▶ _REQUIRED ACTIONS_:
[1] In the post about a possible runoff in Brazil, what had Luiz Inacio Lula da Silva been before he won the presidency?
[2] From the post about a possible runoff in Brazil, copy out the part starting with "You can say" and going on through "about Ralph Nader's.".

[Marxism] Re: runoff may be needed in Brazil
lnp3 at panix.com
Mon Oct 2 09:01:35 MDT 2006
>I'm with you on this issue Fred. I don't know that much about Brazilian
>politics, but in the current context a loss for Lula in the second round
>would be a real blow, to the working class in Brazil and for all Latin
>Not to see this would be real sectarian blindness. Is the PSOL really
>that out to lunch?
You can say exactly the same thing about the Spanish Civil War. A victory
for Franco paved the way for WWII. But the real question is not whether
fascism is bad, but how to prevent it. If Lula had simply used his
presidency to advance the popular struggles, there would have been no
serious challenge to his left. Leaving aside Helena's credentials as a
leftist, I am afraid that I am hearing the same complaints about her
campaign that I heard about Ralph Nader's.
The Washington Post
October 28, 2002 Monday
Brazil Elects Lula in a Landslide; Nation's First Vote for Leftist Could
Set Back Plan for Hemispheric Free-Trade Zone
BYLINE: Scott Wilson, Washington Post Foreign Service
DATELINE: SAO PAULO, Brazil Oct. 27
Luiz Inacio Lula da Silva, a former union leader who never attended
college, won a landslide victory today in a Brazilian presidential election
that reflected the disenchantment sweeping much of Latin America after a
decade of free-market reforms that have failed to deliver promised prosperity.

▶ _DATASET SECTION_:
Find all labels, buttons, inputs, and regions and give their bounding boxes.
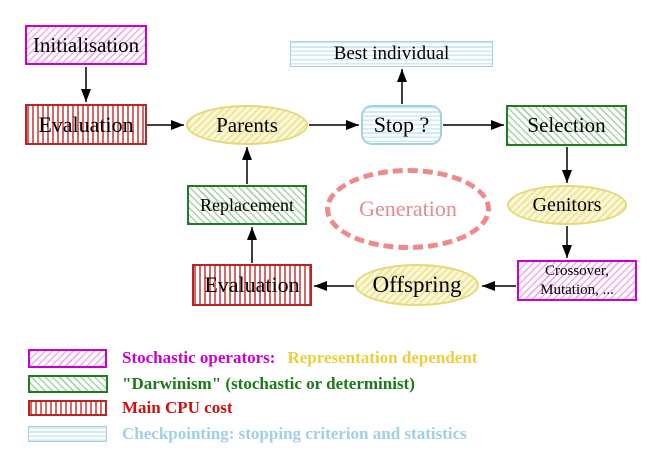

▶ _RESULTS OF THE EXERCISE_:
[1] He had been a union leader who never attended college.

[2]
You can say exactly the same thing about the Spanish Civil War. A victory
for Franco paved the way for WWII. But the real question is not whether
fascism is bad, but how to prevent it. If Lula had simply used his
presidency to advance the popular struggles, there would have been no
serious challenge to his left. Leaving aside Helena's credentials as a
leftist, I am afraid that I am hearing the same complaints about her
campaign that I heard about Ralph Nader's.